Request 1 –
In the passage on the Iraqi women's protests below, where did the activists gather to protest the decree?
Request 2 –
List every person named in the passage on the Iraqi women's protests below.

Text provided –
┏━━

The Baghdad/London daily az-Zaman reports that there were widespread
demonstrations on Tuesday by women against the order decreeing abolition
of Iraq's uniform civil codes in favor of religious law, which they say
"repeals women's rights" in Iraq. This story appears to have been
completely missed so far by the Western news media, which is a great
shame. Women are important, too, guys. 

Women activists representing 80 women's organizations (including the
female Interim Minister of Public Works!) gathered at Firdaws Square in
downtown Baghdad to protest the IGC decree, issued three days ago.
Minister of Public Works Nasreen Barwari complained to az-Zaman about the
lack of "transparency" and of "democratic consultation" in the
promulgation of the decree by the IGC. Protesters carried placards with
phrases like "No to discrimination, No to differentiating women and men
in our New Iraq." and "We reject Decree 137, which sanctifies religious
communalism." Activist Zakiyah Khalifah complained that the law would
weaken Iraqi families.

US observers, including US Secretary of Defense Donald Rumsfeld, have
continually worried in public about Iraq becoming a theocracy, and have
rejected that option. But the American-appointed Interim Governing
Council has suddenly taken Iraq in a theocratic direction that has
important implications for women's rights. As reported here earlier, the
IGC took a decision recently to abolish Iraq's civil personal status law,
which was uniform for all Iraqis under the Baath. In its place, the IGC
called for religious law to govern personal status, to be administered by
the clerics of each of Iraq's major religious communities for members of
their religion. Thus, Shiites would be under Shiite law and Chaldeans
under Catholic canon law for these purposes.

┗━━

Information given –
┏━━

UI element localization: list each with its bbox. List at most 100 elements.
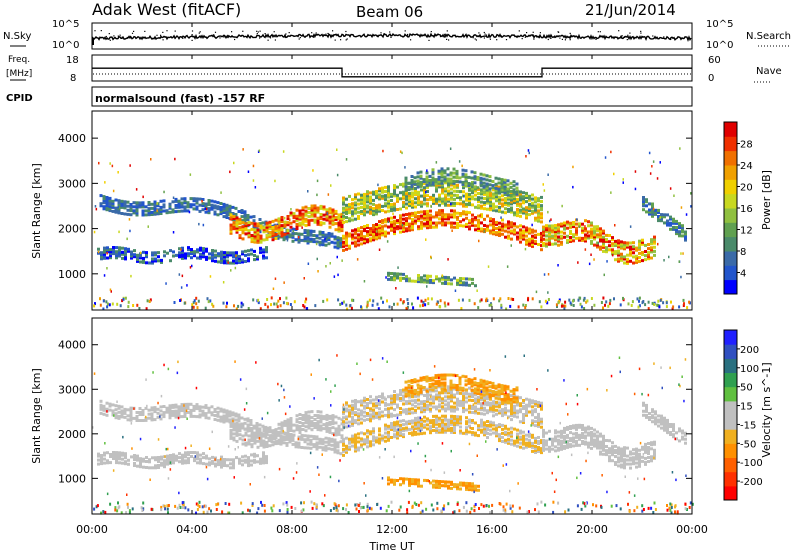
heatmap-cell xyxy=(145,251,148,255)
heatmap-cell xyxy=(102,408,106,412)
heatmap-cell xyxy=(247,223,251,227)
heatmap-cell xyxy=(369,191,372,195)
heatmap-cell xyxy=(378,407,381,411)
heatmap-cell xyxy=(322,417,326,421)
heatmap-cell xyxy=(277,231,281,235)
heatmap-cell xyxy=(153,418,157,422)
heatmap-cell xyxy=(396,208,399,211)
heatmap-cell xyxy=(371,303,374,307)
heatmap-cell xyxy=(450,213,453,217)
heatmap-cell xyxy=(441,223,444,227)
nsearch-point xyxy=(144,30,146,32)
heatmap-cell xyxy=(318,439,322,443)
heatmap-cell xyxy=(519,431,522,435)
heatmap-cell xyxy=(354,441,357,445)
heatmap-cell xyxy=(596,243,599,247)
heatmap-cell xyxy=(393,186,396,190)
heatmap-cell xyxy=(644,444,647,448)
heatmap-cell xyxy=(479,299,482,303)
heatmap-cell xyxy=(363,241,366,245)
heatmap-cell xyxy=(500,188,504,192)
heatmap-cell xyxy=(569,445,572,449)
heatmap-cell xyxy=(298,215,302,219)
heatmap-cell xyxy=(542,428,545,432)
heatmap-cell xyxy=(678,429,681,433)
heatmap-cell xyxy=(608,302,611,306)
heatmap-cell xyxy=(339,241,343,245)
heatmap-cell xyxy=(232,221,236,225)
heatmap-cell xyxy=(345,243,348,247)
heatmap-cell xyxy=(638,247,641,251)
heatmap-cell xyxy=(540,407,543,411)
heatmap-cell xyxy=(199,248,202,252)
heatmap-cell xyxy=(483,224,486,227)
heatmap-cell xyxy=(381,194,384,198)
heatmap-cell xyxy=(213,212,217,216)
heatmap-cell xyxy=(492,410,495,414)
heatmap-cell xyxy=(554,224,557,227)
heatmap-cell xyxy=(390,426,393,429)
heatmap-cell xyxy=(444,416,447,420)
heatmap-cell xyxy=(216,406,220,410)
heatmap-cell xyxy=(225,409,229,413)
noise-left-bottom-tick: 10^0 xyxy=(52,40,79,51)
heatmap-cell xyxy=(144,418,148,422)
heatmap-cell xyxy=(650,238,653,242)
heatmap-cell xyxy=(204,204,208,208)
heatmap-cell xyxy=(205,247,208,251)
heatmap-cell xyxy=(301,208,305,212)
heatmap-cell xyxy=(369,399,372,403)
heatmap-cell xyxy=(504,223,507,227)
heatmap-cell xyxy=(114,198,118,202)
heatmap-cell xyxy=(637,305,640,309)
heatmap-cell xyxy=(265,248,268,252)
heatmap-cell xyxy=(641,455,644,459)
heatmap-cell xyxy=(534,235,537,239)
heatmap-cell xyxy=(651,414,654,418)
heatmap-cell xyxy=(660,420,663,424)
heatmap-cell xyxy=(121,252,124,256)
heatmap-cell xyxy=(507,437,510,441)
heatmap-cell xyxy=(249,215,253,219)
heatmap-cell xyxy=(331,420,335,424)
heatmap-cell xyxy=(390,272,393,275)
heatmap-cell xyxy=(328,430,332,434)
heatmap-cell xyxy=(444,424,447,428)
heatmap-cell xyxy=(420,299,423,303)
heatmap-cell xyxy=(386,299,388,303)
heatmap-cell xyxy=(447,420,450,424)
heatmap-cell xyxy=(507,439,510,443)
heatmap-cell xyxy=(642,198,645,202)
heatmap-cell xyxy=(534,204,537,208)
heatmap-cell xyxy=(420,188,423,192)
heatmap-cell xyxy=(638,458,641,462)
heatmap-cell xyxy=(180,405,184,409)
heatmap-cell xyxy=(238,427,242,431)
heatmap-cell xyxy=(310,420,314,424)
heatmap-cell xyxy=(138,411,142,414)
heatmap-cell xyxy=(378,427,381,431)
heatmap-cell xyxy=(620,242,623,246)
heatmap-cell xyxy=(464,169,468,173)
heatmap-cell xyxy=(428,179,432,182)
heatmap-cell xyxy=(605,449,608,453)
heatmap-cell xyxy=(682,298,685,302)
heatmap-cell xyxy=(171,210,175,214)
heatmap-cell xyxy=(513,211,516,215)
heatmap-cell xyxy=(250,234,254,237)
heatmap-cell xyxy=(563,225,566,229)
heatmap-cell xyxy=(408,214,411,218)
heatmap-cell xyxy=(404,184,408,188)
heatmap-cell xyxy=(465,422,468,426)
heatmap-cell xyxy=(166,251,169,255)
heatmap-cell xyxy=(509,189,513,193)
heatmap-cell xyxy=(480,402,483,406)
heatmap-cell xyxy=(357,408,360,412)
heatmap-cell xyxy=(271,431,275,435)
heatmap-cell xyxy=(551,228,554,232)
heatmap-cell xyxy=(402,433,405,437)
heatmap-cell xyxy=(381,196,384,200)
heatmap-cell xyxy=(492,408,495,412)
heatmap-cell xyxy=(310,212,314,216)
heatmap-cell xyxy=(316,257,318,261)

┗━━

Task response 1 –
Firdaws Square in downtown Baghdad.

Task response 2 –
Nasreen Barwari, Zakiyah Khalifah, Donald Rumsfeld